Exercise:
Scan the data below for the string "professionalizzante". Copy every line where it appears.

Data records:
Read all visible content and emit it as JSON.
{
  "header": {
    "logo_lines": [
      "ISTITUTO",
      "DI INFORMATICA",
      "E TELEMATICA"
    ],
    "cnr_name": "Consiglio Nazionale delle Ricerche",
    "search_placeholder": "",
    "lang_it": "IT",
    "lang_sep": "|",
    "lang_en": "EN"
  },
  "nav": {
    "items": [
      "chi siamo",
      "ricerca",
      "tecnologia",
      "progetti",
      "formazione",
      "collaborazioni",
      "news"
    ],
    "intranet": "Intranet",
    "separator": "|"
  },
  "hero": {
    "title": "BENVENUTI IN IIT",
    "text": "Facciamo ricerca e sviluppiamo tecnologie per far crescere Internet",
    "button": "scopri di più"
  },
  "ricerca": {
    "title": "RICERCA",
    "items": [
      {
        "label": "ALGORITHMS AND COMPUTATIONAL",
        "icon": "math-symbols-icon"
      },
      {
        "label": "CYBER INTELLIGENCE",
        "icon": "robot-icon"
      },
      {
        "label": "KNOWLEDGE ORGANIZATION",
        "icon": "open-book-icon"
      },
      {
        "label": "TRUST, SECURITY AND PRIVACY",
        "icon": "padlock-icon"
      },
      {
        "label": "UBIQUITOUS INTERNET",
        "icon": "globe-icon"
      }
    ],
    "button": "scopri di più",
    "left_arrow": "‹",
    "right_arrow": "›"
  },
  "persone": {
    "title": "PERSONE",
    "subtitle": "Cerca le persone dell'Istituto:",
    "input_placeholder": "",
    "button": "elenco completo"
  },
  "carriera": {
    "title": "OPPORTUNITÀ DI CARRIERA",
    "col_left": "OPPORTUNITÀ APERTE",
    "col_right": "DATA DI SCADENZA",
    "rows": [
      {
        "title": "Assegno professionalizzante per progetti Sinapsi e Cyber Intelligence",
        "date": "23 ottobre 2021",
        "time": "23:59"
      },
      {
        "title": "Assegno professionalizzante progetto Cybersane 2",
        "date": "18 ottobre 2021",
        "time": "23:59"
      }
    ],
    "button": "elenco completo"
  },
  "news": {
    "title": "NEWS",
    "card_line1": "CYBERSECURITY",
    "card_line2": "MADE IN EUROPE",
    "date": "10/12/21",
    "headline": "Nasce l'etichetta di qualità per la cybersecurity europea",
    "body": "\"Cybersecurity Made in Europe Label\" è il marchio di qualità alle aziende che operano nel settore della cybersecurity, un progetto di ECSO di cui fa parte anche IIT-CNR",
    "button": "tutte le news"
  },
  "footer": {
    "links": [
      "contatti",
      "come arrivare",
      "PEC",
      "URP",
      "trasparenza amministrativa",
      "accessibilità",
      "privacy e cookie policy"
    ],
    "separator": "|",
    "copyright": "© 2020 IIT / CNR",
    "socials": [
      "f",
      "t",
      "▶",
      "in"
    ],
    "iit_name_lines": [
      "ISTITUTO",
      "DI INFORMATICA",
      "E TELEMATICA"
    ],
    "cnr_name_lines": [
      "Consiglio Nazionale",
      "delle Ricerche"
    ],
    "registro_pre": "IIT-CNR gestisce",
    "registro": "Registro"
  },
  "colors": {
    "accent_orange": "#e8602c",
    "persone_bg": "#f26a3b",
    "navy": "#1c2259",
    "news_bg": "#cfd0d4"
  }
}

Output:
        "title": "Assegno professionalizzante per progetti Sinapsi e Cyber Intelligence",
        "title": "Assegno professionalizzante progetto Cybersane 2",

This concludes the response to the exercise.